# START OF Provided entries

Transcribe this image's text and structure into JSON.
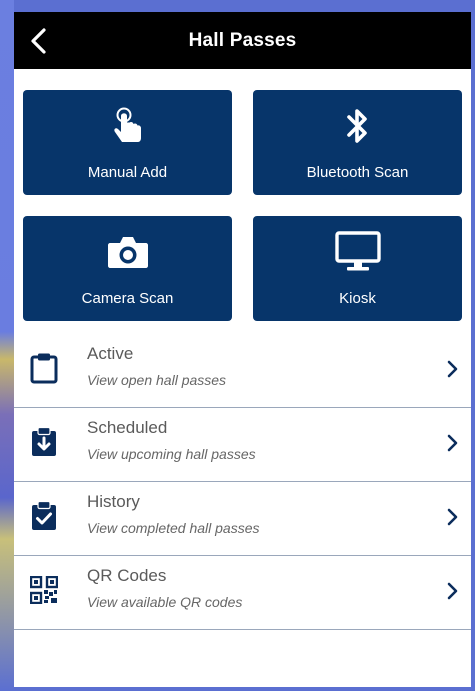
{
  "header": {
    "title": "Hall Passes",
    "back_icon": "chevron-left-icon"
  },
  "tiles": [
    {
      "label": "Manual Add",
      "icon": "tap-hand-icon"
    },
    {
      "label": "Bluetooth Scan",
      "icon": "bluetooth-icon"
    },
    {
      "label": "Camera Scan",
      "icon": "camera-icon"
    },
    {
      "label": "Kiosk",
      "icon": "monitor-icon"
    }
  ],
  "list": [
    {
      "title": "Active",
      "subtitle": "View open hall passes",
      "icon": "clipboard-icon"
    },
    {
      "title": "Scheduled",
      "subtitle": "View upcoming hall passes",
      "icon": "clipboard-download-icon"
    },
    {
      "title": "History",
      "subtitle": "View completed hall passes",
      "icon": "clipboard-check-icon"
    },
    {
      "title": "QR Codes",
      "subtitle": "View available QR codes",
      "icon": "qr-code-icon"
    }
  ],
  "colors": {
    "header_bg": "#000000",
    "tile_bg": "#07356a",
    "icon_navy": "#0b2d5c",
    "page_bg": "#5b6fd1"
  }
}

# END OF Provided entries
# START OF Provided entries

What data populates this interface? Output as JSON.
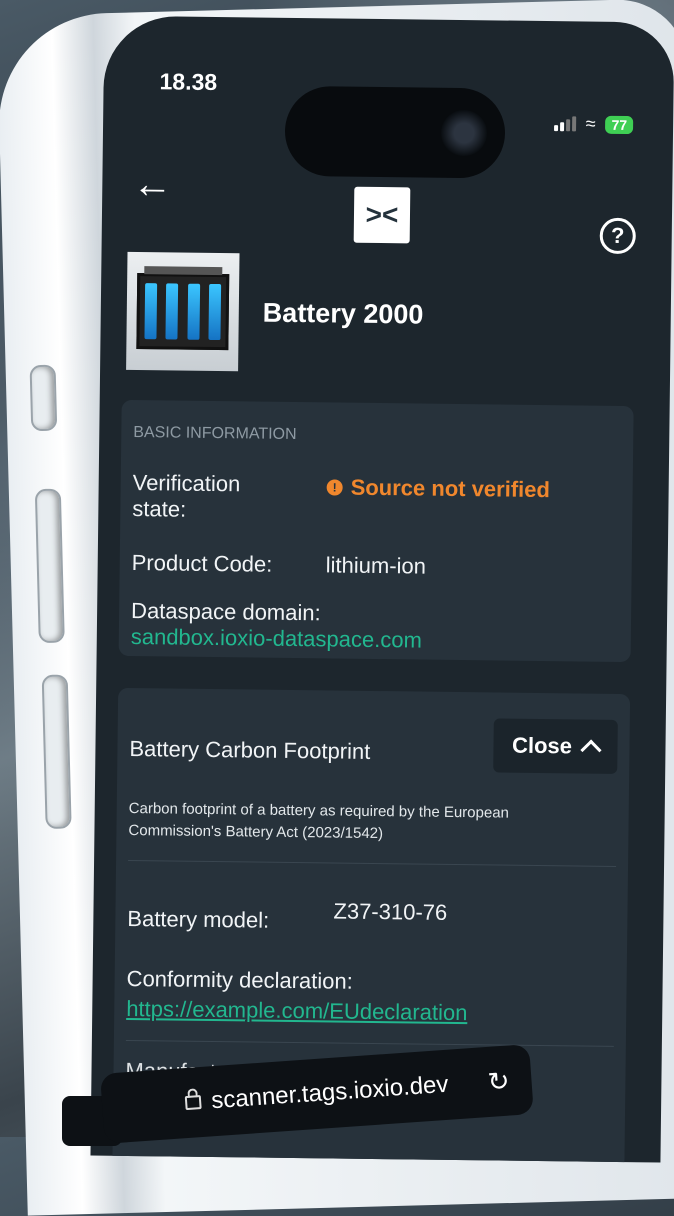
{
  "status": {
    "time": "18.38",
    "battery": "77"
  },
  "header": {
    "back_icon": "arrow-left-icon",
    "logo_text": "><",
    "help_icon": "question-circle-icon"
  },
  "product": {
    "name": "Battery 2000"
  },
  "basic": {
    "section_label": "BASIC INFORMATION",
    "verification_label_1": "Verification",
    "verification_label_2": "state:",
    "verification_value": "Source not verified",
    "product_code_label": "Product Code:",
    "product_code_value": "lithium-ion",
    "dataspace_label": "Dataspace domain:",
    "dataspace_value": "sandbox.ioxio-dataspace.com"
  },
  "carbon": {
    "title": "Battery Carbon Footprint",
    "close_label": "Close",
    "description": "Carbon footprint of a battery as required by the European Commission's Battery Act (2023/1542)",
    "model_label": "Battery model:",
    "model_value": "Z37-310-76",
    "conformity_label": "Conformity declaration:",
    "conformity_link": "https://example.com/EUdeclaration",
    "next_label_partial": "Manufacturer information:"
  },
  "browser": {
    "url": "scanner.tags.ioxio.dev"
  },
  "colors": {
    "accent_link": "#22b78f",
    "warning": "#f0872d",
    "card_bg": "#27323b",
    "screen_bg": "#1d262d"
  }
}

# END OF Provided entries

(Task)
Pull every line containing "JSON" from the data.

(Output)
Transcribe this image's text and structure into JSON.
What data populates this interface? Output as JSON.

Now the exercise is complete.